### Data for this exercise
▼

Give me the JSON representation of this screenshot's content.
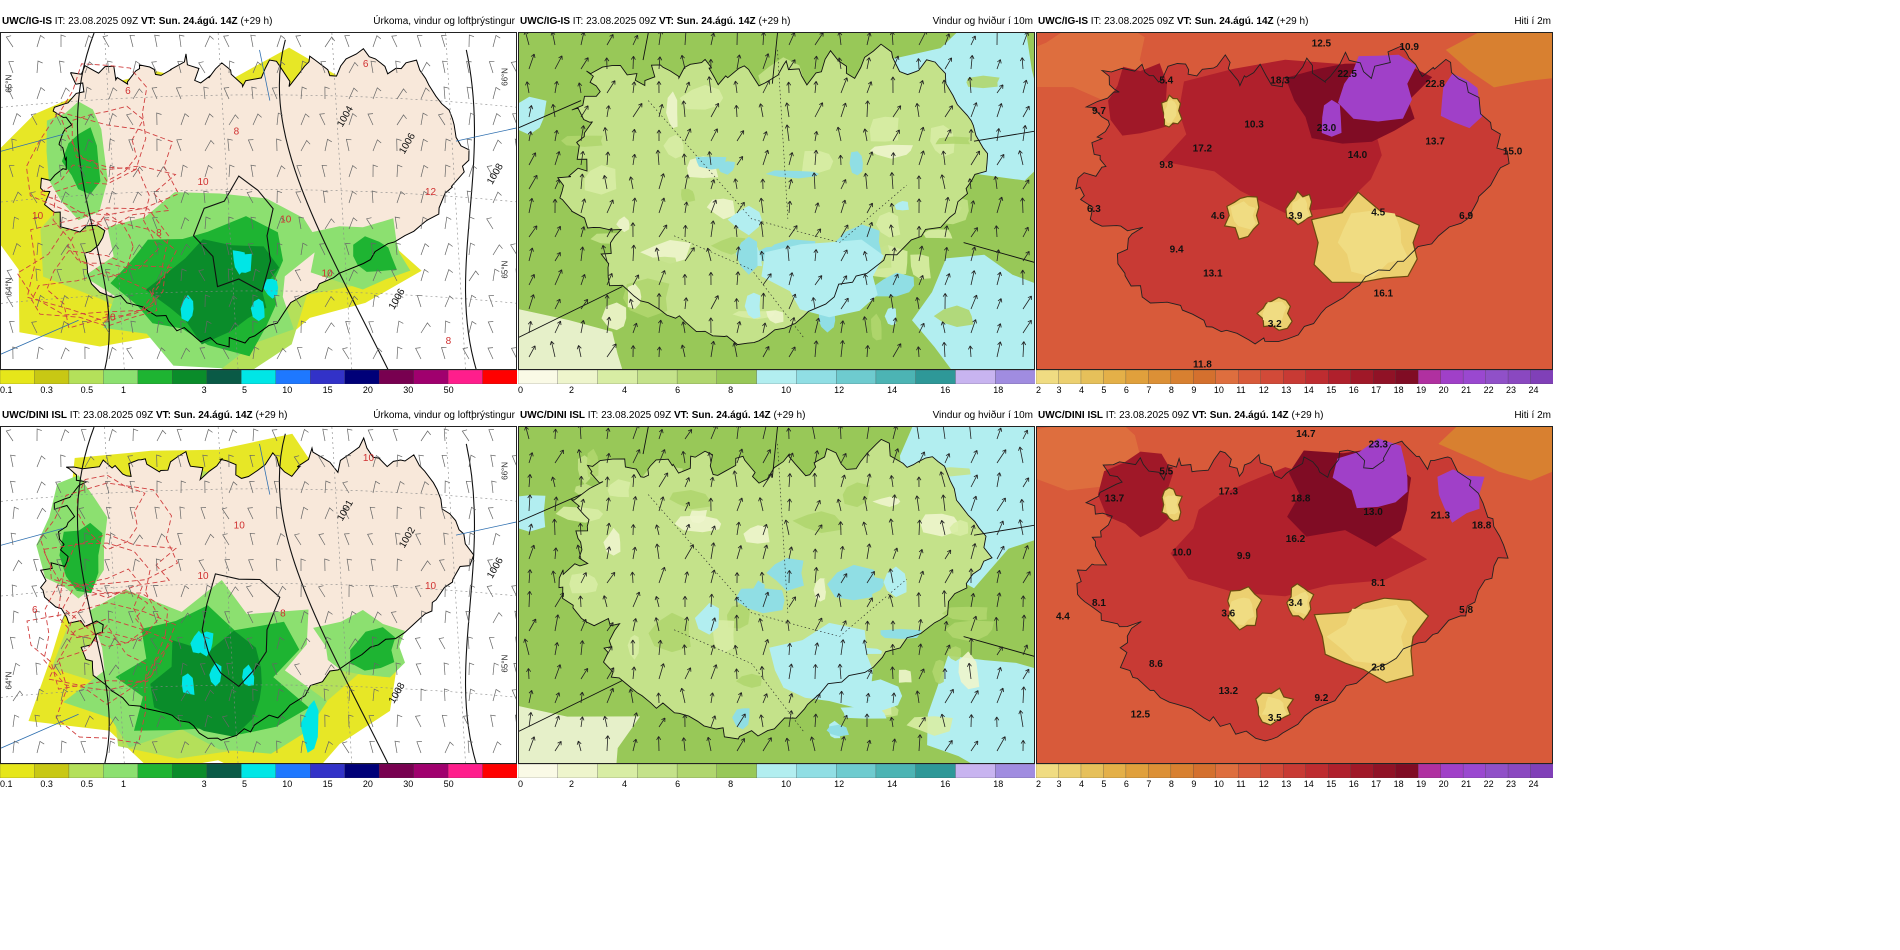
{
  "rows": [
    {
      "panels": [
        {
          "model": "UWC/IG-IS",
          "it_label": "IT:",
          "it": "23.08.2025 09Z",
          "vt_label": "VT:",
          "vt": "Sun. 24.ágú. 14Z",
          "lead": "(+29 h)",
          "title": "Úrkoma, vindur og loftþrýstingur",
          "type": "precip",
          "isobars": [
            "1004",
            "1006",
            "1008",
            "1006"
          ],
          "temp_contours": [
            "6",
            "8",
            "10",
            "12",
            "10",
            "10",
            "8",
            "6",
            "8",
            "10",
            "10"
          ],
          "lat_labels": [
            "66°N",
            "65°N",
            "64°N",
            "65°N"
          ]
        },
        {
          "model": "UWC/IG-IS",
          "it_label": "IT:",
          "it": "23.08.2025 09Z",
          "vt_label": "VT:",
          "vt": "Sun. 24.ágú. 14Z",
          "lead": "(+29 h)",
          "title": "Vindur og hviður í 10m",
          "type": "wind"
        },
        {
          "model": "UWC/IG-IS",
          "it_label": "IT:",
          "it": "23.08.2025 09Z",
          "vt_label": "VT:",
          "vt": "Sun. 24.ágú. 14Z",
          "lead": "(+29 h)",
          "title": "Hiti í 2m",
          "type": "temp",
          "values": [
            "12.5",
            "10.9",
            "5.4",
            "18.3",
            "22.5",
            "22.8",
            "9.7",
            "10.3",
            "23.0",
            "17.2",
            "14.0",
            "13.7",
            "15.0",
            "9.8",
            "6.3",
            "4.6",
            "3.9",
            "4.5",
            "6.9",
            "9.4",
            "13.1",
            "16.1",
            "3.2",
            "11.8"
          ]
        }
      ]
    },
    {
      "panels": [
        {
          "model": "UWC/DINI ISL",
          "it_label": "IT:",
          "it": "23.08.2025 09Z",
          "vt_label": "VT:",
          "vt": "Sun. 24.ágú. 14Z",
          "lead": "(+29 h)",
          "title": "Úrkoma, vindur og loftþrýstingur",
          "type": "precip",
          "isobars": [
            "1001",
            "1002",
            "1006",
            "1008"
          ],
          "temp_contours": [
            "10",
            "10",
            "10",
            "10",
            "6",
            "8"
          ],
          "lat_labels": [
            "66°N",
            "65°N",
            "64°N"
          ]
        },
        {
          "model": "UWC/DINI ISL",
          "it_label": "IT:",
          "it": "23.08.2025 09Z",
          "vt_label": "VT:",
          "vt": "Sun. 24.ágú. 14Z",
          "lead": "(+29 h)",
          "title": "Vindur og hviður í 10m",
          "type": "wind"
        },
        {
          "model": "UWC/DINI ISL",
          "it_label": "IT:",
          "it": "23.08.2025 09Z",
          "vt_label": "VT:",
          "vt": "Sun. 24.ágú. 14Z",
          "lead": "(+29 h)",
          "title": "Hiti í 2m",
          "type": "temp",
          "values": [
            "14.7",
            "23.3",
            "5.5",
            "13.7",
            "17.3",
            "18.8",
            "13.0",
            "21.3",
            "18.8",
            "10.0",
            "9.9",
            "16.2",
            "8.1",
            "4.4",
            "8.1",
            "3.6",
            "3.4",
            "5.8",
            "8.6",
            "2.8",
            "13.2",
            "9.2",
            "12.5",
            "3.5"
          ]
        }
      ]
    }
  ],
  "colorbars": {
    "precip": {
      "labels": [
        "0.1",
        "0.3",
        "0.5",
        "1",
        "3",
        "5",
        "10",
        "15",
        "20",
        "30",
        "50"
      ],
      "colors": [
        "#e6e61a",
        "#c8c814",
        "#b4e05a",
        "#8ce070",
        "#1eb432",
        "#0a8c2a",
        "#0a5a46",
        "#00e6e6",
        "#1e78ff",
        "#3232c8",
        "#000078",
        "#780050",
        "#a0006e",
        "#ff1e8c",
        "#ff0000"
      ]
    },
    "wind": {
      "labels": [
        "0",
        "2",
        "4",
        "6",
        "8",
        "10",
        "12",
        "14",
        "16",
        "18"
      ],
      "colors": [
        "#fafae6",
        "#eef5cc",
        "#d8eda4",
        "#c4e28a",
        "#b0d66e",
        "#98c858",
        "#b2eef0",
        "#90dee4",
        "#6ecbcf",
        "#4cb4b4",
        "#2e9898",
        "#c8b4f0",
        "#a08ce0"
      ]
    },
    "temp": {
      "labels": [
        "2",
        "3",
        "4",
        "5",
        "6",
        "7",
        "8",
        "9",
        "10",
        "11",
        "12",
        "13",
        "14",
        "15",
        "16",
        "17",
        "18",
        "19",
        "20",
        "21",
        "22",
        "23",
        "24"
      ],
      "colors": [
        "#f0dc82",
        "#ecd070",
        "#e6c05a",
        "#e4b048",
        "#e0a03c",
        "#dc9036",
        "#d88030",
        "#d4702e",
        "#de6e3e",
        "#d85a3a",
        "#d24a38",
        "#c83a34",
        "#be2c30",
        "#b0202c",
        "#a01828",
        "#901226",
        "#800c24",
        "#b030a0",
        "#a040c8",
        "#9a48d0",
        "#9050c8",
        "#8a48c0",
        "#8040b8"
      ]
    }
  },
  "colors": {
    "land_dry": "#f8e8da",
    "sea": "#ffffff",
    "wind_base": "#b8d884"
  }
}
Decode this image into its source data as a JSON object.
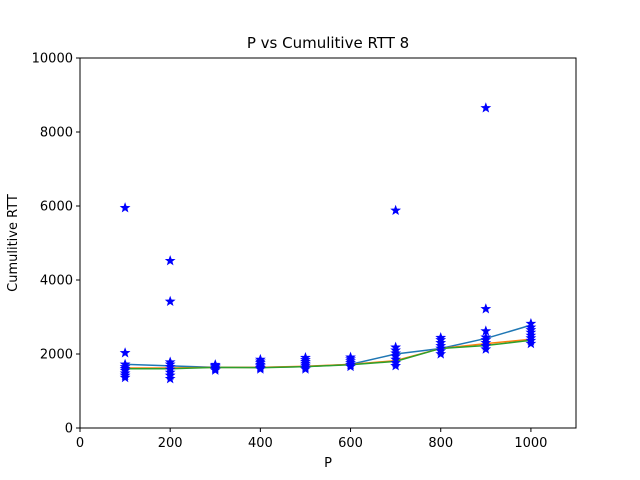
{
  "chart_data": {
    "type": "scatter",
    "title": "P vs Cumulitive RTT 8",
    "xlabel": "P",
    "ylabel": "Cumulitive RTT",
    "xlim": [
      0,
      1100
    ],
    "ylim": [
      0,
      10000
    ],
    "xticks": [
      "0",
      "200",
      "400",
      "600",
      "800",
      "1000"
    ],
    "yticks": [
      "0",
      "2000",
      "4000",
      "6000",
      "8000",
      "10000"
    ],
    "grid": false,
    "legend": "none",
    "scatter": {
      "marker": "star",
      "color": "#0000ff",
      "points": [
        [
          100,
          5950
        ],
        [
          100,
          2030
        ],
        [
          100,
          1720
        ],
        [
          100,
          1650
        ],
        [
          100,
          1600
        ],
        [
          100,
          1550
        ],
        [
          100,
          1480
        ],
        [
          100,
          1420
        ],
        [
          100,
          1360
        ],
        [
          200,
          4520
        ],
        [
          200,
          3420
        ],
        [
          200,
          1780
        ],
        [
          200,
          1720
        ],
        [
          200,
          1650
        ],
        [
          200,
          1580
        ],
        [
          200,
          1500
        ],
        [
          200,
          1420
        ],
        [
          200,
          1330
        ],
        [
          300,
          1710
        ],
        [
          300,
          1680
        ],
        [
          300,
          1640
        ],
        [
          300,
          1600
        ],
        [
          300,
          1560
        ],
        [
          400,
          1850
        ],
        [
          400,
          1800
        ],
        [
          400,
          1760
        ],
        [
          400,
          1710
        ],
        [
          400,
          1670
        ],
        [
          400,
          1630
        ],
        [
          400,
          1590
        ],
        [
          500,
          1900
        ],
        [
          500,
          1840
        ],
        [
          500,
          1790
        ],
        [
          500,
          1740
        ],
        [
          500,
          1690
        ],
        [
          500,
          1640
        ],
        [
          500,
          1590
        ],
        [
          600,
          1910
        ],
        [
          600,
          1860
        ],
        [
          600,
          1810
        ],
        [
          600,
          1760
        ],
        [
          600,
          1710
        ],
        [
          600,
          1660
        ],
        [
          700,
          5880
        ],
        [
          700,
          2180
        ],
        [
          700,
          2100
        ],
        [
          700,
          2020
        ],
        [
          700,
          1940
        ],
        [
          700,
          1850
        ],
        [
          700,
          1760
        ],
        [
          700,
          1680
        ],
        [
          800,
          2440
        ],
        [
          800,
          2380
        ],
        [
          800,
          2300
        ],
        [
          800,
          2220
        ],
        [
          800,
          2150
        ],
        [
          800,
          2080
        ],
        [
          800,
          2000
        ],
        [
          900,
          8650
        ],
        [
          900,
          3220
        ],
        [
          900,
          2620
        ],
        [
          900,
          2450
        ],
        [
          900,
          2380
        ],
        [
          900,
          2300
        ],
        [
          900,
          2220
        ],
        [
          900,
          2130
        ],
        [
          1000,
          2820
        ],
        [
          1000,
          2720
        ],
        [
          1000,
          2650
        ],
        [
          1000,
          2580
        ],
        [
          1000,
          2500
        ],
        [
          1000,
          2430
        ],
        [
          1000,
          2360
        ],
        [
          1000,
          2280
        ]
      ]
    },
    "series": [
      {
        "color": "#1f77b4",
        "x": [
          100,
          200,
          300,
          400,
          500,
          600,
          700,
          800,
          900,
          1000
        ],
        "values": [
          1720,
          1680,
          1640,
          1640,
          1660,
          1720,
          2000,
          2150,
          2420,
          2780
        ]
      },
      {
        "color": "#ff7f0e",
        "x": [
          100,
          200,
          300,
          400,
          500,
          600,
          700,
          800,
          900,
          1000
        ],
        "values": [
          1620,
          1620,
          1640,
          1640,
          1670,
          1720,
          1820,
          2150,
          2280,
          2400
        ]
      },
      {
        "color": "#2ca02c",
        "x": [
          100,
          200,
          300,
          400,
          500,
          600,
          700,
          800,
          900,
          1000
        ],
        "values": [
          1600,
          1600,
          1640,
          1630,
          1660,
          1710,
          1800,
          2150,
          2230,
          2370
        ]
      }
    ]
  }
}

▲

### Work required
In the records above, how many lines hold the string "Cumulitive"? Reply with only the number.

### Exercise output
2